## WHAT IS BEING ASKED:
Extract all lines that hold the string "from".

Data excerpts

(begin)

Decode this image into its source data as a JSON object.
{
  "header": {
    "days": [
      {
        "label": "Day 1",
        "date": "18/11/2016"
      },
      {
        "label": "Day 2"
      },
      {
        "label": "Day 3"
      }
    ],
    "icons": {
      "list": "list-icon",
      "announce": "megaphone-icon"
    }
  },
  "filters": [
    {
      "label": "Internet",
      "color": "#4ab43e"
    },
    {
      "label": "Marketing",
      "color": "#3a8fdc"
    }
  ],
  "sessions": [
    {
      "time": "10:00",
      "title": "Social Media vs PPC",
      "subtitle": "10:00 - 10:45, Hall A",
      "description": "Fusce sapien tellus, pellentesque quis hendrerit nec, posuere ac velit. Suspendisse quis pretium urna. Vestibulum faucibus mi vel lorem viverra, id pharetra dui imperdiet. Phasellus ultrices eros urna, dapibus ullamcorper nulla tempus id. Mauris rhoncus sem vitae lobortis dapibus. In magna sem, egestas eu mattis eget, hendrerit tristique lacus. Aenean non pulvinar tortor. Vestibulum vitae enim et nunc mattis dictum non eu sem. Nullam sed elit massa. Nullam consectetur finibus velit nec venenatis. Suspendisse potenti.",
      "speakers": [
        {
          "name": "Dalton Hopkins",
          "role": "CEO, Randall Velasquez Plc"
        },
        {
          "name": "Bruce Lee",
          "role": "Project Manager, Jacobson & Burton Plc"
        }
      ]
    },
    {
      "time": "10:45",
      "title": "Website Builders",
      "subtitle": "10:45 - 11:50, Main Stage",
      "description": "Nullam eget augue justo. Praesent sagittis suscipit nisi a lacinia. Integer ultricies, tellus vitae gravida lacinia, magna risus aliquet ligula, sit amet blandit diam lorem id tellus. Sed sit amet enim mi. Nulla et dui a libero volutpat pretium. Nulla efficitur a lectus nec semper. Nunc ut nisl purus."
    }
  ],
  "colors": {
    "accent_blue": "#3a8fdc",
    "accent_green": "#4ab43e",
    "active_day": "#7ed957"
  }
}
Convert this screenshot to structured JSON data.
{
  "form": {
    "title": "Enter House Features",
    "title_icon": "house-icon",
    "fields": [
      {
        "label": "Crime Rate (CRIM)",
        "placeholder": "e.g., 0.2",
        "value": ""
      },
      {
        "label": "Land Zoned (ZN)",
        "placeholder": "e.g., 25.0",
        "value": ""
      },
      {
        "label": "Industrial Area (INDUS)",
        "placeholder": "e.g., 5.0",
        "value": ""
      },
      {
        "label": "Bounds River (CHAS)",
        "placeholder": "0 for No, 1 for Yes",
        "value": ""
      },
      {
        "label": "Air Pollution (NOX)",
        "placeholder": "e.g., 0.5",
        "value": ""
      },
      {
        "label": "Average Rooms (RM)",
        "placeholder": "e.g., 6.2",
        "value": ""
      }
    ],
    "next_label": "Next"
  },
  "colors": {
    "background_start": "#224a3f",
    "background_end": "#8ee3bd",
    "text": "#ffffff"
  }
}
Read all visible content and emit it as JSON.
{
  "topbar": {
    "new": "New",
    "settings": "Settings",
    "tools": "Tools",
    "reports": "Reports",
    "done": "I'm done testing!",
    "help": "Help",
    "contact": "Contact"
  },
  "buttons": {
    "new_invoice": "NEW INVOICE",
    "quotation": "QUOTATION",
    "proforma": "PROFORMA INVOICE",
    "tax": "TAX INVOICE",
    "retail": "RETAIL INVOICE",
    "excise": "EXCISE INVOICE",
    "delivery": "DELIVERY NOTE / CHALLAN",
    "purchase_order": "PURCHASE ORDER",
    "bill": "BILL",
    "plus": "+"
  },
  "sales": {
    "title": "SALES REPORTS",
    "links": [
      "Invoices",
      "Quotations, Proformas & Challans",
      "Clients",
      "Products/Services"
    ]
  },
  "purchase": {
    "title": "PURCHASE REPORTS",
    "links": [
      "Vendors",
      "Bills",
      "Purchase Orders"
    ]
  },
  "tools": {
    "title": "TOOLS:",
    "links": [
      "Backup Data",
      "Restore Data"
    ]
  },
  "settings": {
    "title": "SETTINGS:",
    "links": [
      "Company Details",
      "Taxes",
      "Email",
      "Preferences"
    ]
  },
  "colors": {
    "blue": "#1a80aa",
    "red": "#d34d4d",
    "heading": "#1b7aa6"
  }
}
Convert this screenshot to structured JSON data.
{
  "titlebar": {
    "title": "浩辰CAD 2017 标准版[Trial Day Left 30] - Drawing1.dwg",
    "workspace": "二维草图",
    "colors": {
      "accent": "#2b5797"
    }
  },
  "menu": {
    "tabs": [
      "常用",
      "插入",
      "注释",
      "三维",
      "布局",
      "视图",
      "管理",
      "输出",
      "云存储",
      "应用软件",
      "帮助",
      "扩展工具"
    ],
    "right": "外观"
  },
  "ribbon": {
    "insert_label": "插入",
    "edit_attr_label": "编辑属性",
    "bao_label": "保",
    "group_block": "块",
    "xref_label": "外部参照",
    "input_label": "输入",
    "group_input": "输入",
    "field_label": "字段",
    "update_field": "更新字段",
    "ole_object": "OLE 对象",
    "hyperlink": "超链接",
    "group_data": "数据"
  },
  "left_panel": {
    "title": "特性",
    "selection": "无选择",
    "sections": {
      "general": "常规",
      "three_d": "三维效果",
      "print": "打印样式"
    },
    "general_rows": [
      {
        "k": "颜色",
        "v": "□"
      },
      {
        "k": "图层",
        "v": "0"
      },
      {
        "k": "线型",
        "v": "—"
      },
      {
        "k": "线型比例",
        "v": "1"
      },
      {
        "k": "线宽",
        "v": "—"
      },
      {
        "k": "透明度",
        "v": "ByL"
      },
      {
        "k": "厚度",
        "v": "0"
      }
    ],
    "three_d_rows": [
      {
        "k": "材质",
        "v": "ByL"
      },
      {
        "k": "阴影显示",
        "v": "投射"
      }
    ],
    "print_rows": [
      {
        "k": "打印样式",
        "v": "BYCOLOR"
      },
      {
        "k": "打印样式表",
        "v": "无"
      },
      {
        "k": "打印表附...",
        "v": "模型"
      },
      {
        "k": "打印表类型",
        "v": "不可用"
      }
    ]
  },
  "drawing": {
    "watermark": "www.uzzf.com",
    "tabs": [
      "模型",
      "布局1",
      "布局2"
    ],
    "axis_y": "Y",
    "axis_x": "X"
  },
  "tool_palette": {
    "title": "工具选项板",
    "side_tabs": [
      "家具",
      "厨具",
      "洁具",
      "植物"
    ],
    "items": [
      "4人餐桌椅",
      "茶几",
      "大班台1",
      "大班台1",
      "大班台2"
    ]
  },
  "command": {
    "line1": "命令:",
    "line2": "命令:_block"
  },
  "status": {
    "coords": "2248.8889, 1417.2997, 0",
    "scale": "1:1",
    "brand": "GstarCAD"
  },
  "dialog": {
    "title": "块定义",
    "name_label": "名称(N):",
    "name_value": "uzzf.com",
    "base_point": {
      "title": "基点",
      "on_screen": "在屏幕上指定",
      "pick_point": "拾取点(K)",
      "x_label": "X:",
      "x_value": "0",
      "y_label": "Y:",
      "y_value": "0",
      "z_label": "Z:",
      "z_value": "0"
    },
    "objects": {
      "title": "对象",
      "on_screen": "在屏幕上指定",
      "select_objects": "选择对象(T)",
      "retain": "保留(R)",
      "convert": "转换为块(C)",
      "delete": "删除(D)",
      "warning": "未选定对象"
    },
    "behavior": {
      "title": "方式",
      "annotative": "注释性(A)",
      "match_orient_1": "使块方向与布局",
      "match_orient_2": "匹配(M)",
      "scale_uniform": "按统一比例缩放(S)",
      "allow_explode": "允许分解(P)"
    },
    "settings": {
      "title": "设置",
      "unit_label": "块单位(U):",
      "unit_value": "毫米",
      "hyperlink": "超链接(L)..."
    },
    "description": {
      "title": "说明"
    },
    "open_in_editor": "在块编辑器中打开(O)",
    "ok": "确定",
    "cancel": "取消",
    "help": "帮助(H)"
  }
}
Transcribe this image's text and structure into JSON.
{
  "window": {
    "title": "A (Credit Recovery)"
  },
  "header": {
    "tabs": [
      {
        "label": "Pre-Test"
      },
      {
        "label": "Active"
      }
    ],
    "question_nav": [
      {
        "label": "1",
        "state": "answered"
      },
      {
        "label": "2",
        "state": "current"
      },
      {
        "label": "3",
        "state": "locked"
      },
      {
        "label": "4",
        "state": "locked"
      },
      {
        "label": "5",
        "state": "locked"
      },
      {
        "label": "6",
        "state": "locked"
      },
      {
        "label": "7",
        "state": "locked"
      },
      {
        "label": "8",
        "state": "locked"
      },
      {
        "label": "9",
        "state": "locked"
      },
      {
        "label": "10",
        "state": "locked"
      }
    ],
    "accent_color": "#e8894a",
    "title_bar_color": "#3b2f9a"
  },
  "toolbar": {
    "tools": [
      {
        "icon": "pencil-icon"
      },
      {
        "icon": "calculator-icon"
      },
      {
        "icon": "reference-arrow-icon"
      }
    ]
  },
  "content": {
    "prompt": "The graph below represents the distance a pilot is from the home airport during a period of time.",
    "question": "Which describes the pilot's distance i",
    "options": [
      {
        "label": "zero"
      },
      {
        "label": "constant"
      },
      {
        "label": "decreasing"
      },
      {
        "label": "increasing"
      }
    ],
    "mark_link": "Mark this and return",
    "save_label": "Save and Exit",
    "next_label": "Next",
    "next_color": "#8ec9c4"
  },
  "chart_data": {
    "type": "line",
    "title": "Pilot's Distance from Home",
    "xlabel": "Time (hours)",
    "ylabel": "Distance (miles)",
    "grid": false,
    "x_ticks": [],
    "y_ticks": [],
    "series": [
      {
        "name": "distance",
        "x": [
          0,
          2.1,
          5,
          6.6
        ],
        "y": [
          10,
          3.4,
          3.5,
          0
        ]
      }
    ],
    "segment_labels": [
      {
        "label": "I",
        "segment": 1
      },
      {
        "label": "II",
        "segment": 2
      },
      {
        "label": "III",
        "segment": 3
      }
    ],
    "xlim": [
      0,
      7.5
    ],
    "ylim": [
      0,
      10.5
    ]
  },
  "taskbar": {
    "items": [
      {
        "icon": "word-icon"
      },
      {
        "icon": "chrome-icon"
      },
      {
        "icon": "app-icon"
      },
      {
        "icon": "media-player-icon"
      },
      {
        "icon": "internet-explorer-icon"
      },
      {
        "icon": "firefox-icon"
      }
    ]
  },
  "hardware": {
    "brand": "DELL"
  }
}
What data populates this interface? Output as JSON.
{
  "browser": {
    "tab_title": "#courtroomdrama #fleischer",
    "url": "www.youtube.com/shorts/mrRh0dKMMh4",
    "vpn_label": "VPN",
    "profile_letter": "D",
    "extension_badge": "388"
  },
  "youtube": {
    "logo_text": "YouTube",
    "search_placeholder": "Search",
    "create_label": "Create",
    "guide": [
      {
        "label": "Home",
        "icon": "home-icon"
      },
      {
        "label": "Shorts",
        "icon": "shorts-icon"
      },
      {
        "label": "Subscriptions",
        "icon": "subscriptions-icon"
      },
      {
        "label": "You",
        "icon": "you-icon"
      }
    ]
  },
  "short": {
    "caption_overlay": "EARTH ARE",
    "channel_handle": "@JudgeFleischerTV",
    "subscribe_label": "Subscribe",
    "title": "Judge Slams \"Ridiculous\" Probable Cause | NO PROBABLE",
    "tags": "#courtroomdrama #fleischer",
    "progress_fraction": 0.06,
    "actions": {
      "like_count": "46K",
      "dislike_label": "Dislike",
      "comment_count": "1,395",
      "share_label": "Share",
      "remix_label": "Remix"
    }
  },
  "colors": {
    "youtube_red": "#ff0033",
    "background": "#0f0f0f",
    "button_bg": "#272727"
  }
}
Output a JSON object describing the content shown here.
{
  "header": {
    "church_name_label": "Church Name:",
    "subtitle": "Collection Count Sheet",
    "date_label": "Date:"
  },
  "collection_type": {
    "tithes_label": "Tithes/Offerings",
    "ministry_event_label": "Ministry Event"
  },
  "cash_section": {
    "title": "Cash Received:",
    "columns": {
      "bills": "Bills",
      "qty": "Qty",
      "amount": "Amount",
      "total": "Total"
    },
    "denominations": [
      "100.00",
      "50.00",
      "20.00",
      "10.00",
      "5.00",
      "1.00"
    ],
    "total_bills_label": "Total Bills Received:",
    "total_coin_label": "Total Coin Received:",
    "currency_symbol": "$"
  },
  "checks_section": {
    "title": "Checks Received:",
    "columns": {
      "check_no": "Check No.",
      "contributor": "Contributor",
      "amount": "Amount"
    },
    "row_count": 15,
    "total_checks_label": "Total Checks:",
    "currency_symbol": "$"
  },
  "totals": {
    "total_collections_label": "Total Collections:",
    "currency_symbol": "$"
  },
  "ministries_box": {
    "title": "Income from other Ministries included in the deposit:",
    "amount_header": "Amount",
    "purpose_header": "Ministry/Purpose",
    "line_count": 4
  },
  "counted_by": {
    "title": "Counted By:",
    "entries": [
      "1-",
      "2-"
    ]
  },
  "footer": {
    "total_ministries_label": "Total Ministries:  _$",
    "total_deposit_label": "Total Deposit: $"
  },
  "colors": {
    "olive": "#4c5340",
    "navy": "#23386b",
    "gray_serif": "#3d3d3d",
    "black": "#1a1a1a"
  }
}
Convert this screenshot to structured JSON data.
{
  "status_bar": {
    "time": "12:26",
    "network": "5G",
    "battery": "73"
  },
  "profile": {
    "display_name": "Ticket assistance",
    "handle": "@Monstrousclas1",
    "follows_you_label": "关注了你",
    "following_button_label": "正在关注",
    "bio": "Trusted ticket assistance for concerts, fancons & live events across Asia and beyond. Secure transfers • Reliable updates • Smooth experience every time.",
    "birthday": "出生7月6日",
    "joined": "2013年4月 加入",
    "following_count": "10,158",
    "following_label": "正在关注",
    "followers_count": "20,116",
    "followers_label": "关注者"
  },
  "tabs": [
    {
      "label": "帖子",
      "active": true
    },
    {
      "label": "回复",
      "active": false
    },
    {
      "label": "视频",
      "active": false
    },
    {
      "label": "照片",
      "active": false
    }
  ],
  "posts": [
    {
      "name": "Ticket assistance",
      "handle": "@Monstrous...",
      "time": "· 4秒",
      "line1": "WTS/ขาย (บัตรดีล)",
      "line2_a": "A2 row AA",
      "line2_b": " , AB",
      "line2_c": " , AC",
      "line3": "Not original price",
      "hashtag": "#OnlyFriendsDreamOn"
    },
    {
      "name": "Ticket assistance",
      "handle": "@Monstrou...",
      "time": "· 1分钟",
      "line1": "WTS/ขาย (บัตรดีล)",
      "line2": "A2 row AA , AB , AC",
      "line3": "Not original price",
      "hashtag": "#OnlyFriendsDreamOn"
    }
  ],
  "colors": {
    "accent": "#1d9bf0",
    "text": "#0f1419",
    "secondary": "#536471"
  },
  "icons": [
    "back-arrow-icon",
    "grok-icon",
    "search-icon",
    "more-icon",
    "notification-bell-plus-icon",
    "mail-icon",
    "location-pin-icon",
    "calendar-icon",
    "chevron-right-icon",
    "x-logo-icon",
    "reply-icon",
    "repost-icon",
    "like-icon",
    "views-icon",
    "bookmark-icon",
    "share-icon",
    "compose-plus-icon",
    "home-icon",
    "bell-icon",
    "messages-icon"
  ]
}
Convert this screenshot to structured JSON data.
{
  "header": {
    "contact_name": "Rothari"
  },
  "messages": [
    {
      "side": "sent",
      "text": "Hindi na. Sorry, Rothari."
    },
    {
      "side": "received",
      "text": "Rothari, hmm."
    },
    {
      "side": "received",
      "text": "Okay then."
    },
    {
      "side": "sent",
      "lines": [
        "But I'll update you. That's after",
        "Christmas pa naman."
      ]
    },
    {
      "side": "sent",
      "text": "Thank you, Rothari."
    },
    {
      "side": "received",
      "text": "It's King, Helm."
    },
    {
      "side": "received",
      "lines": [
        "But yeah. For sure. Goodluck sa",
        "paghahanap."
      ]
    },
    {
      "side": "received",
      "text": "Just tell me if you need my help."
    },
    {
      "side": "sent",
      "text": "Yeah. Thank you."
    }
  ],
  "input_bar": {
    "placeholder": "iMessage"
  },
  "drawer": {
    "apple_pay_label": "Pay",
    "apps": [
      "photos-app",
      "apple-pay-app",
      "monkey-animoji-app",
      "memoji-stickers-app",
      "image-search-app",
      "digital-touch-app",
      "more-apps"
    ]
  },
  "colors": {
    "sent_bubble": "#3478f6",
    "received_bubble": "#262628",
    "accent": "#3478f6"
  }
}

(end)

## RESULT BELOW:
    "prompt": "The graph below represents the distance a pilot is from the home airport during a period of time.",
    "title": "Pilot's Distance from Home",
    "title": "Income from other Ministries included in the deposit:",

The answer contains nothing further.